Work to complete: Retype every entry word for word.

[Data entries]
— Start —

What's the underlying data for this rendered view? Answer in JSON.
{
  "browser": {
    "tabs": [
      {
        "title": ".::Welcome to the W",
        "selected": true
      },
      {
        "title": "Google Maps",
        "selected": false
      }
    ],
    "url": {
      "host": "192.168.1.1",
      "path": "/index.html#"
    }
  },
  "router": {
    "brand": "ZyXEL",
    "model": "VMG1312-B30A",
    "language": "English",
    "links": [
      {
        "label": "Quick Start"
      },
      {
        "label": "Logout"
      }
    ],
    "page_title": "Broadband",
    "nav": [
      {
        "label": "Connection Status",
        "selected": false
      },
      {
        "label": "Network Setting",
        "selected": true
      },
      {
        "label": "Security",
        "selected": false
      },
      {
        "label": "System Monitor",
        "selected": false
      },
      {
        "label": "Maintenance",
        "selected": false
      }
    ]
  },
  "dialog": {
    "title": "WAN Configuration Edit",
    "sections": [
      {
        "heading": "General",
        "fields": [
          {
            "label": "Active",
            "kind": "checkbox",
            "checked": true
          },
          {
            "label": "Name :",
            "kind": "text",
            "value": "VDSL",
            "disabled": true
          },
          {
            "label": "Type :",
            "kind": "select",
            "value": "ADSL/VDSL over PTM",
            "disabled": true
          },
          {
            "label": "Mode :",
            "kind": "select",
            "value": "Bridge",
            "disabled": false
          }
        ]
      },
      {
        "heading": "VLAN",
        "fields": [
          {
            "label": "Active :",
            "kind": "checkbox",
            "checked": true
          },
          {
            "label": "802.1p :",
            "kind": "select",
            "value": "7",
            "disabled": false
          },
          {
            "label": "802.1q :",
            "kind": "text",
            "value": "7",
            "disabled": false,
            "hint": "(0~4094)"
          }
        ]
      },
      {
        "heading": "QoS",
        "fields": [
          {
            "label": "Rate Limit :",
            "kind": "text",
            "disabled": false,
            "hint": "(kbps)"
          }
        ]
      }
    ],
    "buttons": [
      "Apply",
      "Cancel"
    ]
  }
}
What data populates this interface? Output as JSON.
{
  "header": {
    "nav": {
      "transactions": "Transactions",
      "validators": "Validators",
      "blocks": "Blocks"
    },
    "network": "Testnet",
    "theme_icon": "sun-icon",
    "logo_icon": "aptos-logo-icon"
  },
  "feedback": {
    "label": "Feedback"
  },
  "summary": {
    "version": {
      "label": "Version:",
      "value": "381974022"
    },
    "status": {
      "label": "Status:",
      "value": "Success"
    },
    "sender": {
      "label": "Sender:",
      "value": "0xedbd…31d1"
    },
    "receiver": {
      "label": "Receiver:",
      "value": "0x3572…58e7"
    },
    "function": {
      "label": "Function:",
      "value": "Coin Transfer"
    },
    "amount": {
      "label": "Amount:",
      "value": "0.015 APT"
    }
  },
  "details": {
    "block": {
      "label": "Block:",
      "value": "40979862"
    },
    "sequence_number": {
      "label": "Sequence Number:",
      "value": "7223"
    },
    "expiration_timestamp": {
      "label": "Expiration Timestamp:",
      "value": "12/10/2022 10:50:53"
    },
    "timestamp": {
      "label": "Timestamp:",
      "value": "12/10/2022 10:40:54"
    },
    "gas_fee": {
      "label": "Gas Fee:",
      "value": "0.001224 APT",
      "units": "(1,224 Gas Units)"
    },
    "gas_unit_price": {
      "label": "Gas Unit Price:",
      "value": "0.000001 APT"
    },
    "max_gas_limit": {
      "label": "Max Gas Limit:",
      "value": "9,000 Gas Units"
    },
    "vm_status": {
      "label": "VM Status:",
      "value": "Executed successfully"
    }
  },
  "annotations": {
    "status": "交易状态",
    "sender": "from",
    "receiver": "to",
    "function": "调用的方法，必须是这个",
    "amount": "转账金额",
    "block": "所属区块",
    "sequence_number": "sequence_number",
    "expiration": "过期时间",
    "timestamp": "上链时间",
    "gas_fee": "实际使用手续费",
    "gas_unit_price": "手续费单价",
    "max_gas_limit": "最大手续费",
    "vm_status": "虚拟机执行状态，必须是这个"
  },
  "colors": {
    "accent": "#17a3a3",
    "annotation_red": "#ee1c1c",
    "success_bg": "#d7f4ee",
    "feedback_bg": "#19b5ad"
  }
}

— End —

Result of this task:
What's the underlying data for this rendered view? Answer in JSON.
{
  "browser": {
    "tabs": [
      {
        "title": ".::Welcome to the W",
        "selected": true
      },
      {
        "title": "Google Maps",
        "selected": false
      }
    ],
    "url": {
      "host": "192.168.1.1",
      "path": "/index.html#"
    }
  },
  "router": {
    "brand": "ZyXEL",
    "model": "VMG1312-B30A",
    "language": "English",
    "links": [
      {
        "label": "Quick Start"
      },
      {
        "label": "Logout"
      }
    ],
    "page_title": "Broadband",
    "nav": [
      {
        "label": "Connection Status",
        "selected": false
      },
      {
        "label": "Network Setting",
        "selected": true
      },
      {
        "label": "Security",
        "selected": false
      },
      {
        "label": "System Monitor",
        "selected": false
      },
      {
        "label": "Maintenance",
        "selected": false
      }
    ]
  },
  "dialog": {
    "title": "WAN Configuration Edit",
    "sections": [
      {
        "heading": "General",
        "fields": [
          {
            "label": "Active",
            "kind": "checkbox",
            "checked": true
          },
          {
            "label": "Name :",
            "kind": "text",
            "value": "VDSL",
            "disabled": true
          },
          {
            "label": "Type :",
            "kind": "select",
            "value": "ADSL/VDSL over PTM",
            "disabled": true
          },
          {
            "label": "Mode :",
            "kind": "select",
            "value": "Bridge",
            "disabled": false
          }
        ]
      },
      {
        "heading": "VLAN",
        "fields": [
          {
            "label": "Active :",
            "kind": "checkbox",
            "checked": true
          },
          {
            "label": "802.1p :",
            "kind": "select",
            "value": "7",
            "disabled": false
          },
          {
            "label": "802.1q :",
            "kind": "text",
            "value": "7",
            "disabled": false,
            "hint": "(0~4094)"
          }
        ]
      },
      {
        "heading": "QoS",
        "fields": [
          {
            "label": "Rate Limit :",
            "kind": "text",
            "disabled": false,
            "hint": "(kbps)"
          }
        ]
      }
    ],
    "buttons": [
      "Apply",
      "Cancel"
    ]
  }
}
What data populates this interface? Output as JSON.
{
  "header": {
    "nav": {
      "transactions": "Transactions",
      "validators": "Validators",
      "blocks": "Blocks"
    },
    "network": "Testnet",
    "theme_icon": "sun-icon",
    "logo_icon": "aptos-logo-icon"
  },
  "feedback": {
    "label": "Feedback"
  },
  "summary": {
    "version": {
      "label": "Version:",
      "value": "381974022"
    },
    "status": {
      "label": "Status:",
      "value": "Success"
    },
    "sender": {
      "label": "Sender:",
      "value": "0xedbd…31d1"
    },
    "receiver": {
      "label": "Receiver:",
      "value": "0x3572…58e7"
    },
    "function": {
      "label": "Function:",
      "value": "Coin Transfer"
    },
    "amount": {
      "label": "Amount:",
      "value": "0.015 APT"
    }
  },
  "details": {
    "block": {
      "label": "Block:",
      "value": "40979862"
    },
    "sequence_number": {
      "label": "Sequence Number:",
      "value": "7223"
    },
    "expiration_timestamp": {
      "label": "Expiration Timestamp:",
      "value": "12/10/2022 10:50:53"
    },
    "timestamp": {
      "label": "Timestamp:",
      "value": "12/10/2022 10:40:54"
    },
    "gas_fee": {
      "label": "Gas Fee:",
      "value": "0.001224 APT",
      "units": "(1,224 Gas Units)"
    },
    "gas_unit_price": {
      "label": "Gas Unit Price:",
      "value": "0.000001 APT"
    },
    "max_gas_limit": {
      "label": "Max Gas Limit:",
      "value": "9,000 Gas Units"
    },
    "vm_status": {
      "label": "VM Status:",
      "value": "Executed successfully"
    }
  },
  "annotations": {
    "status": "交易状态",
    "sender": "from",
    "receiver": "to",
    "function": "调用的方法，必须是这个",
    "amount": "转账金额",
    "block": "所属区块",
    "sequence_number": "sequence_number",
    "expiration": "过期时间",
    "timestamp": "上链时间",
    "gas_fee": "实际使用手续费",
    "gas_unit_price": "手续费单价",
    "max_gas_limit": "最大手续费",
    "vm_status": "虚拟机执行状态，必须是这个"
  },
  "colors": {
    "accent": "#17a3a3",
    "annotation_red": "#ee1c1c",
    "success_bg": "#d7f4ee",
    "feedback_bg": "#19b5ad"
  }
}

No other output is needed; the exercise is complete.